- [OBJECTIVE]: Skip the images and copy each record exactly as written.

- [RECORD LIST]:
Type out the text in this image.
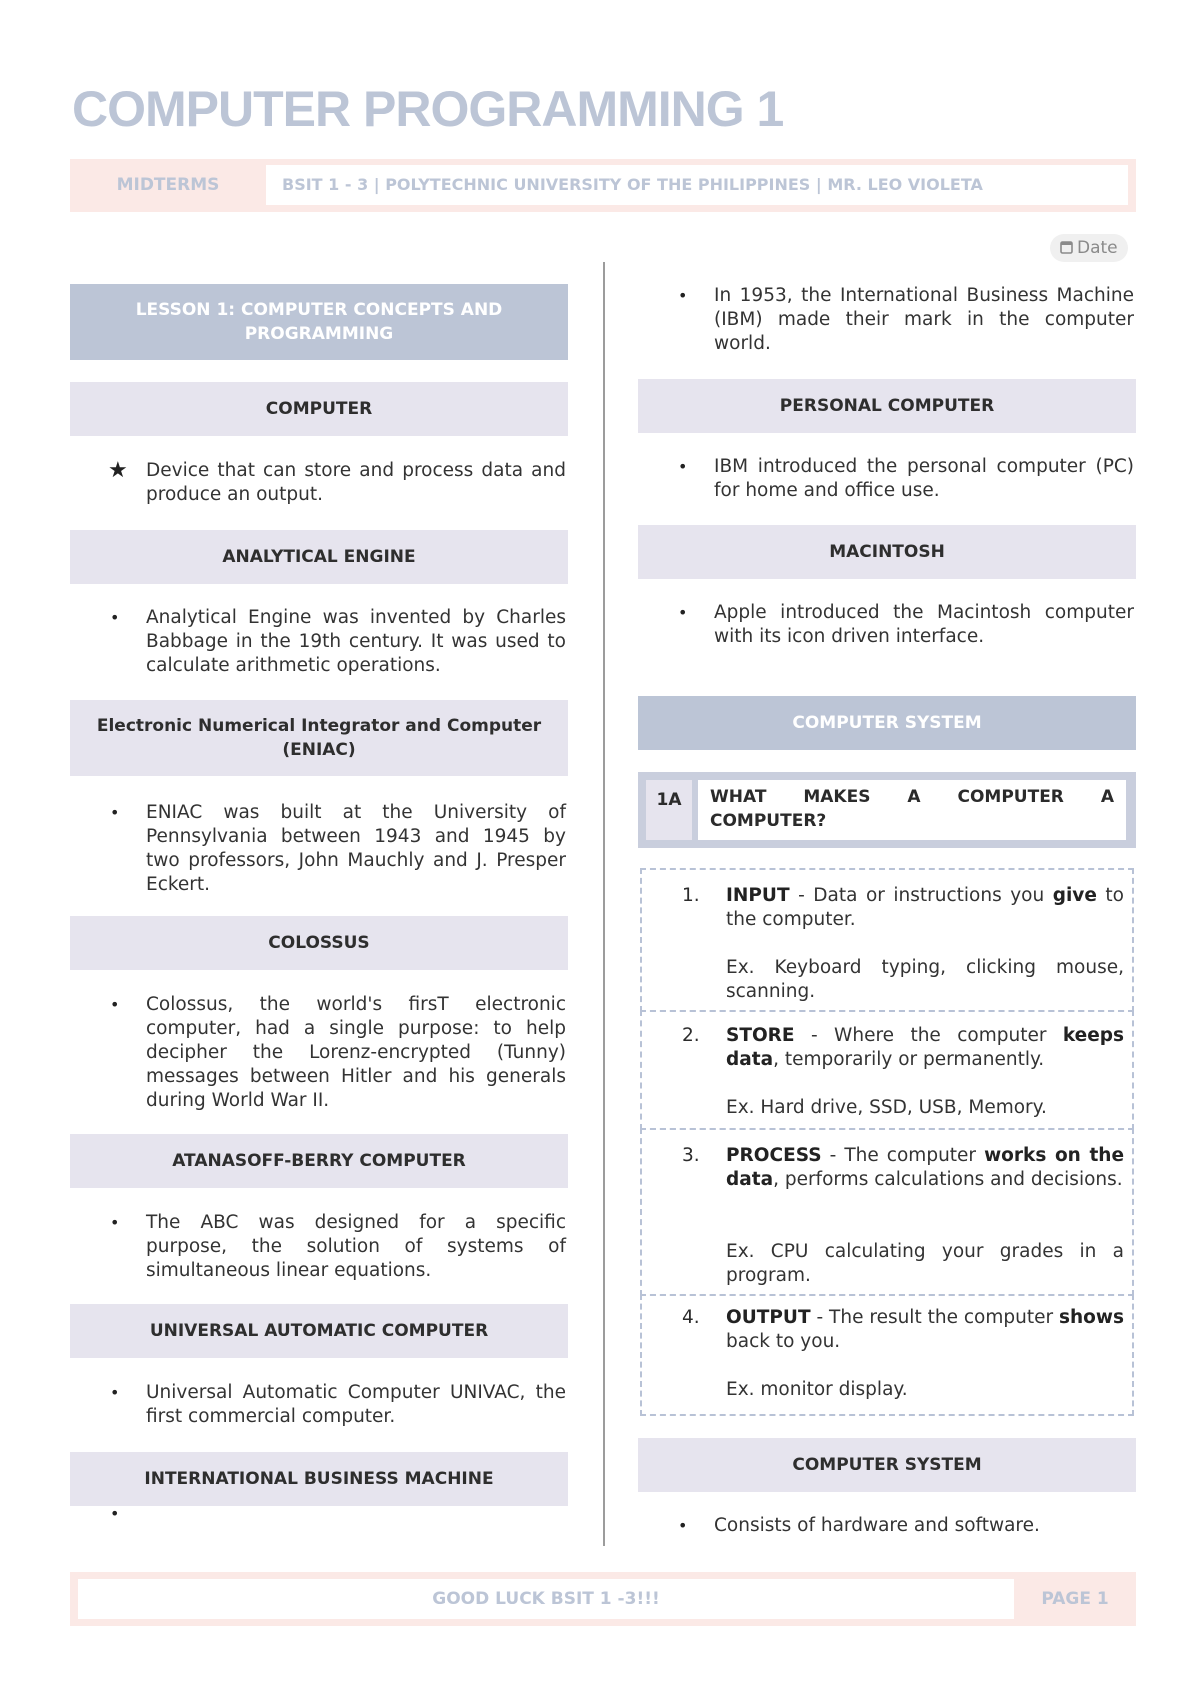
COMPUTER PROGRAMMING 1
MIDTERMS	BSIT 1 - 3 | POLYTECHNIC UNIVERSITY OF THE PHILIPPINES | MR. LEO VIOLETA
Date
LESSON 1: COMPUTER CONCEPTS AND PROGRAMMING
COMPUTER
★ Device that can store and process data and produce an output.
ANALYTICAL ENGINE
• Analytical Engine was invented by Charles Babbage in the 19th century. It was used to calculate arithmetic operations.
Electronic Numerical Integrator and Computer (ENIAC)
• ENIAC was built at the University of Pennsylvania between 1943 and 1945 by two professors, John Mauchly and J. Presper Eckert.
COLOSSUS
• Colossus, the world's firsT electronic computer, had a single purpose: to help decipher the Lorenz-encrypted (Tunny) messages between Hitler and his generals during World War II.
ATANASOFF-BERRY COMPUTER
• The ABC was designed for a specific purpose, the solution of systems of simultaneous linear equations.
UNIVERSAL AUTOMATIC COMPUTER
• Universal Automatic Computer UNIVAC, the first commercial computer.
INTERNATIONAL BUSINESS MACHINE
•
• In 1953, the International Business Machine (IBM) made their mark in the computer world.
PERSONAL COMPUTER
• IBM introduced the personal computer (PC) for home and office use.
MACINTOSH
• Apple introduced the Macintosh computer with its icon driven interface.
COMPUTER SYSTEM
1A	WHAT MAKES A COMPUTER A
COMPUTER?
1. INPUT - Data or instructions you give to the computer.
Ex. Keyboard typing, clicking mouse, scanning.
2. STORE - Where the computer keeps data, temporarily or permanently.
Ex. Hard drive, SSD, USB, Memory.
3. PROCESS - The computer works on the data, performs calculations and decisions.
Ex. CPU calculating your grades in a program.
4. OUTPUT - The result the computer shows back to you.
Ex. monitor display.
COMPUTER SYSTEM
• Consists of hardware and software.
GOOD LUCK BSIT 1 -3!!!	PAGE 1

- [OUTPUT OF THE TASK]:
Type out the text in this image.
COMPUTER PROGRAMMING 1
MIDTERMS	BSIT 1 - 3 | POLYTECHNIC UNIVERSITY OF THE PHILIPPINES | MR. LEO VIOLETA
Date
LESSON 1: COMPUTER CONCEPTS AND PROGRAMMING
COMPUTER
★ Device that can store and process data and produce an output.
ANALYTICAL ENGINE
• Analytical Engine was invented by Charles Babbage in the 19th century. It was used to calculate arithmetic operations.
Electronic Numerical Integrator and Computer (ENIAC)
• ENIAC was built at the University of Pennsylvania between 1943 and 1945 by two professors, John Mauchly and J. Presper Eckert.
COLOSSUS
• Colossus, the world's firsT electronic computer, had a single purpose: to help decipher the Lorenz-encrypted (Tunny) messages between Hitler and his generals during World War II.
ATANASOFF-BERRY COMPUTER
• The ABC was designed for a specific purpose, the solution of systems of simultaneous linear equations.
UNIVERSAL AUTOMATIC COMPUTER
• Universal Automatic Computer UNIVAC, the first commercial computer.
INTERNATIONAL BUSINESS MACHINE
•
• In 1953, the International Business Machine (IBM) made their mark in the computer world.
PERSONAL COMPUTER
• IBM introduced the personal computer (PC) for home and office use.
MACINTOSH
• Apple introduced the Macintosh computer with its icon driven interface.
COMPUTER SYSTEM
1A	WHAT MAKES A COMPUTER A
COMPUTER?
1. INPUT - Data or instructions you give to the computer.
Ex. Keyboard typing, clicking mouse, scanning.
2. STORE - Where the computer keeps data, temporarily or permanently.
Ex. Hard drive, SSD, USB, Memory.
3. PROCESS - The computer works on the data, performs calculations and decisions.
Ex. CPU calculating your grades in a program.
4. OUTPUT - The result the computer shows back to you.
Ex. monitor display.
COMPUTER SYSTEM
• Consists of hardware and software.
GOOD LUCK BSIT 1 -3!!!	PAGE 1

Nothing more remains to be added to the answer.